Work to be completed:
Everything from the line containing "Give me a plain-text" to the end of the records must be restated word for word, and nothing else.
╭─ Working data
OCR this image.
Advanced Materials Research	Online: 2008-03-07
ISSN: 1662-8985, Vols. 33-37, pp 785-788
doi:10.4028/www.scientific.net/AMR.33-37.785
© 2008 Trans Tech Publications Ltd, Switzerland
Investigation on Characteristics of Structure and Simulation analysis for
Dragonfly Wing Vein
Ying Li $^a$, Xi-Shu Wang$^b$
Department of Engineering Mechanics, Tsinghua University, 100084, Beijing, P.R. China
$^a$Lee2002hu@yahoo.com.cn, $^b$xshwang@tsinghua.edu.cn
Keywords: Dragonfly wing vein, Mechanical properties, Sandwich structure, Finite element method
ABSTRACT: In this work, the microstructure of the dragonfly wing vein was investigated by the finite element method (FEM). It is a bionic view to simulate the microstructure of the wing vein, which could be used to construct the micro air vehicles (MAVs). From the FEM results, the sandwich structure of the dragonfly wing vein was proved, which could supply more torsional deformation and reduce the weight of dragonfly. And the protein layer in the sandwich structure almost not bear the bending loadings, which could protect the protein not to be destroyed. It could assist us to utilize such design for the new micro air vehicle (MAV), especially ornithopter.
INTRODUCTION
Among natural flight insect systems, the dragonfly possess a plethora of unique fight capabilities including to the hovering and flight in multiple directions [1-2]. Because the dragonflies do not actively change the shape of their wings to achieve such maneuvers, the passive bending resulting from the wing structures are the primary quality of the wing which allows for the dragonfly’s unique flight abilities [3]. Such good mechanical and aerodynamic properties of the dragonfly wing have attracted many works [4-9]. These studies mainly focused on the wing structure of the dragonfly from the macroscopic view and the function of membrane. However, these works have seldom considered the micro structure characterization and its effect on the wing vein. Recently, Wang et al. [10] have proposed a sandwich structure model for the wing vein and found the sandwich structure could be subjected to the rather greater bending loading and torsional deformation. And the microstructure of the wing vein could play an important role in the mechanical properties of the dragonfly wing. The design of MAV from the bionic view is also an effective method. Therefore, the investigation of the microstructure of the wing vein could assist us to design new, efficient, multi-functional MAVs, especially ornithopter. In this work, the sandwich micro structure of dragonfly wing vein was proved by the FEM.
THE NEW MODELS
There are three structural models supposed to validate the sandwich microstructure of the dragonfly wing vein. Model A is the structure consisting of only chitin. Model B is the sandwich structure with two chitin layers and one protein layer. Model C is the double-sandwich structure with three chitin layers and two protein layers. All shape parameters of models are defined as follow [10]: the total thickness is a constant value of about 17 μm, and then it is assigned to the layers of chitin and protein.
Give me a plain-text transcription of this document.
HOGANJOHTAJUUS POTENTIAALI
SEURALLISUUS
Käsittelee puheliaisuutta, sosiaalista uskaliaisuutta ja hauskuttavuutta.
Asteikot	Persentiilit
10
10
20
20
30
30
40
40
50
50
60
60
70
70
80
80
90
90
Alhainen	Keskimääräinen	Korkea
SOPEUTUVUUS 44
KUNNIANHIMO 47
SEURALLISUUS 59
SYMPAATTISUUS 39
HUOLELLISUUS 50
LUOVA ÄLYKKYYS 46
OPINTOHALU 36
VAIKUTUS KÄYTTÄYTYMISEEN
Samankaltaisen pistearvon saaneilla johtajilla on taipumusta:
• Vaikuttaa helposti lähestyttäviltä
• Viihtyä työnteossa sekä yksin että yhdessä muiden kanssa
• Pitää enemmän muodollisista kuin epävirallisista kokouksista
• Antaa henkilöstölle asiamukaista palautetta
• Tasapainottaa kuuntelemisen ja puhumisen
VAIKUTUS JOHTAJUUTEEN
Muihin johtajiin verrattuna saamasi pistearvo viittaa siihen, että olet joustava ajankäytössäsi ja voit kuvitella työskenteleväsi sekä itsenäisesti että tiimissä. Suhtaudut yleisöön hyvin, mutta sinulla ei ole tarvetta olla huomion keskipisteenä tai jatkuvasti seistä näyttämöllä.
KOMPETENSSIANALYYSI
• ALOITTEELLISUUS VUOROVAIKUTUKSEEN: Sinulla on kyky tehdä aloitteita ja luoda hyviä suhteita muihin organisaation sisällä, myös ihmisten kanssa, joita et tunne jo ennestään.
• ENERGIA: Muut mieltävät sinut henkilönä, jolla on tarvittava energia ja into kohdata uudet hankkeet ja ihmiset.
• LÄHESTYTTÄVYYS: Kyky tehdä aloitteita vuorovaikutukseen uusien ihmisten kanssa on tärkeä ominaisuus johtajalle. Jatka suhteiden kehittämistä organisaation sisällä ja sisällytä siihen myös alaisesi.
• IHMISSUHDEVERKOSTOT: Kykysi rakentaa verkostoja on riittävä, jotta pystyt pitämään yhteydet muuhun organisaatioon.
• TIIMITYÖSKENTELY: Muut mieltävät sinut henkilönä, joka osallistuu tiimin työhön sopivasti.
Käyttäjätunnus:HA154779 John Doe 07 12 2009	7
╰─
Task output:
Give me a plain-text transcription of this document.
HOGANJOHTAJUUS POTENTIAALI
SEURALLISUUS
Käsittelee puheliaisuutta, sosiaalista uskaliaisuutta ja hauskuttavuutta.
Asteikot	Persentiilit
10
10
20
20
30
30
40
40
50
50
60
60
70
70
80
80
90
90
Alhainen	Keskimääräinen	Korkea
SOPEUTUVUUS 44
KUNNIANHIMO 47
SEURALLISUUS 59
SYMPAATTISUUS 39
HUOLELLISUUS 50
LUOVA ÄLYKKYYS 46
OPINTOHALU 36
VAIKUTUS KÄYTTÄYTYMISEEN
Samankaltaisen pistearvon saaneilla johtajilla on taipumusta:
• Vaikuttaa helposti lähestyttäviltä
• Viihtyä työnteossa sekä yksin että yhdessä muiden kanssa
• Pitää enemmän muodollisista kuin epävirallisista kokouksista
• Antaa henkilöstölle asiamukaista palautetta
• Tasapainottaa kuuntelemisen ja puhumisen
VAIKUTUS JOHTAJUUTEEN
Muihin johtajiin verrattuna saamasi pistearvo viittaa siihen, että olet joustava ajankäytössäsi ja voit kuvitella työskenteleväsi sekä itsenäisesti että tiimissä. Suhtaudut yleisöön hyvin, mutta sinulla ei ole tarvetta olla huomion keskipisteenä tai jatkuvasti seistä näyttämöllä.
KOMPETENSSIANALYYSI
• ALOITTEELLISUUS VUOROVAIKUTUKSEEN: Sinulla on kyky tehdä aloitteita ja luoda hyviä suhteita muihin organisaation sisällä, myös ihmisten kanssa, joita et tunne jo ennestään.
• ENERGIA: Muut mieltävät sinut henkilönä, jolla on tarvittava energia ja into kohdata uudet hankkeet ja ihmiset.
• LÄHESTYTTÄVYYS: Kyky tehdä aloitteita vuorovaikutukseen uusien ihmisten kanssa on tärkeä ominaisuus johtajalle. Jatka suhteiden kehittämistä organisaation sisällä ja sisällytä siihen myös alaisesi.
• IHMISSUHDEVERKOSTOT: Kykysi rakentaa verkostoja on riittävä, jotta pystyt pitämään yhteydet muuhun organisaatioon.
• TIIMITYÖSKENTELY: Muut mieltävät sinut henkilönä, joka osallistuu tiimin työhön sopivasti.
Käyttäjätunnus:HA154779 John Doe 07 12 2009	7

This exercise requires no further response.